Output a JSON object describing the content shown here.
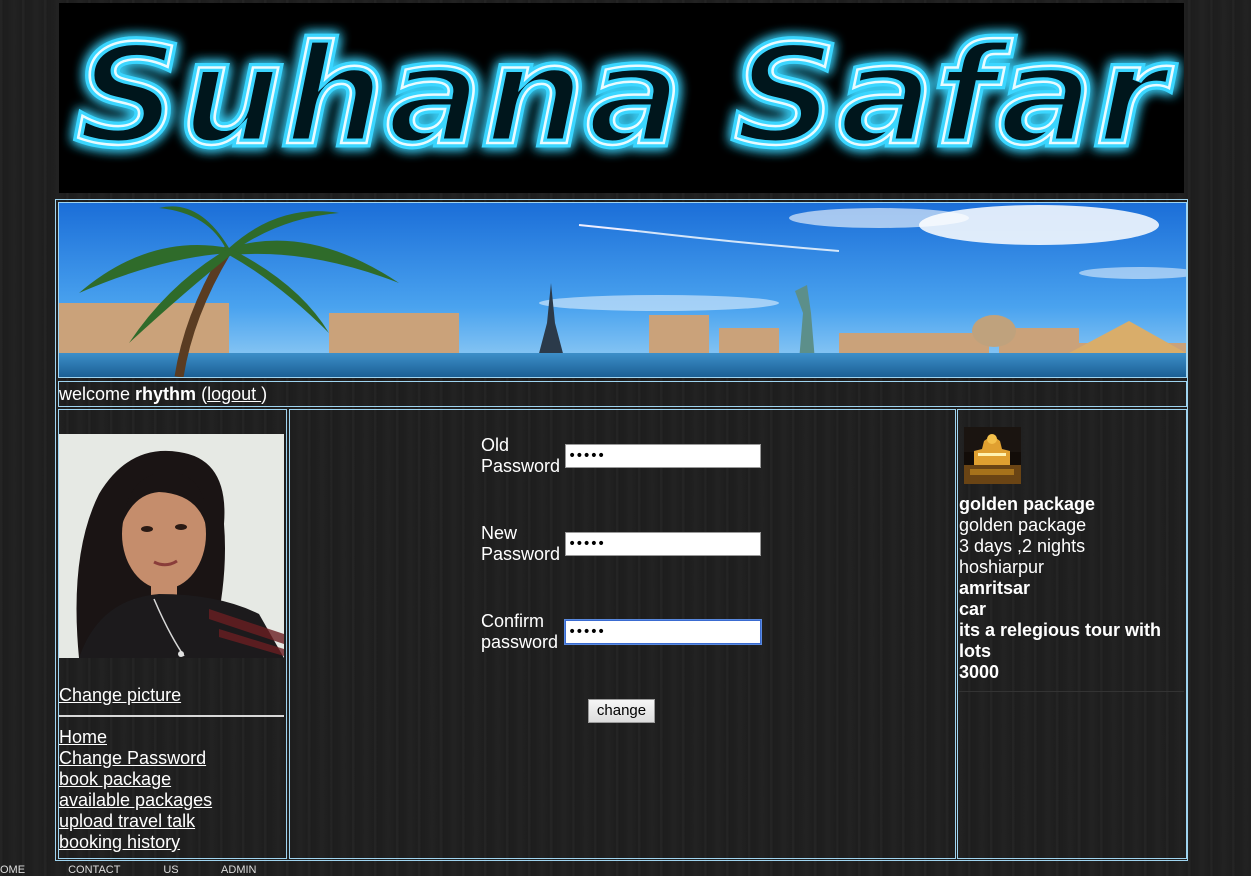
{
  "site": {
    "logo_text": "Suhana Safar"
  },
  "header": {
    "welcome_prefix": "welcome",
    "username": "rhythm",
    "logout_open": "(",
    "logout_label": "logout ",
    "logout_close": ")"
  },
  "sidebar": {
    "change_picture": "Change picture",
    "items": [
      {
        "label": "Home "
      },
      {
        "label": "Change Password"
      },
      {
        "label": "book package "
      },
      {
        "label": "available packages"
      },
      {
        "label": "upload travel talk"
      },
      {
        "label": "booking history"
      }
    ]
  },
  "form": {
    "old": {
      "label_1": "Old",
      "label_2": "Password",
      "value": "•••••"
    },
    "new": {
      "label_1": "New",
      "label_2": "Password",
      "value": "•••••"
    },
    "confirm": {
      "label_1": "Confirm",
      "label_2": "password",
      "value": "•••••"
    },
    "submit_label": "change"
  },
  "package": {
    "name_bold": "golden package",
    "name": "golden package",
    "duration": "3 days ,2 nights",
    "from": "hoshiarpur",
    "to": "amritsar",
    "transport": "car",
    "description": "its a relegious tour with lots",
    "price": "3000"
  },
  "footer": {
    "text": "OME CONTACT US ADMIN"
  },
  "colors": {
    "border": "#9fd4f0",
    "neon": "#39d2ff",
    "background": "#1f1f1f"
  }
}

• [TASK REQUIREMENTS]
Using the data above, write out every line exactly, leaving the images behind.

• [WRITTEN SOLUTION]
Output a JSON object describing the content shown here.
{
  "site": {
    "logo_text": "Suhana Safar"
  },
  "header": {
    "welcome_prefix": "welcome",
    "username": "rhythm",
    "logout_open": "(",
    "logout_label": "logout ",
    "logout_close": ")"
  },
  "sidebar": {
    "change_picture": "Change picture",
    "items": [
      {
        "label": "Home "
      },
      {
        "label": "Change Password"
      },
      {
        "label": "book package "
      },
      {
        "label": "available packages"
      },
      {
        "label": "upload travel talk"
      },
      {
        "label": "booking history"
      }
    ]
  },
  "form": {
    "old": {
      "label_1": "Old",
      "label_2": "Password",
      "value": "•••••"
    },
    "new": {
      "label_1": "New",
      "label_2": "Password",
      "value": "•••••"
    },
    "confirm": {
      "label_1": "Confirm",
      "label_2": "password",
      "value": "•••••"
    },
    "submit_label": "change"
  },
  "package": {
    "name_bold": "golden package",
    "name": "golden package",
    "duration": "3 days ,2 nights",
    "from": "hoshiarpur",
    "to": "amritsar",
    "transport": "car",
    "description": "its a relegious tour with lots",
    "price": "3000"
  },
  "footer": {
    "text": "OME CONTACT US ADMIN"
  },
  "colors": {
    "border": "#9fd4f0",
    "neon": "#39d2ff",
    "background": "#1f1f1f"
  }
}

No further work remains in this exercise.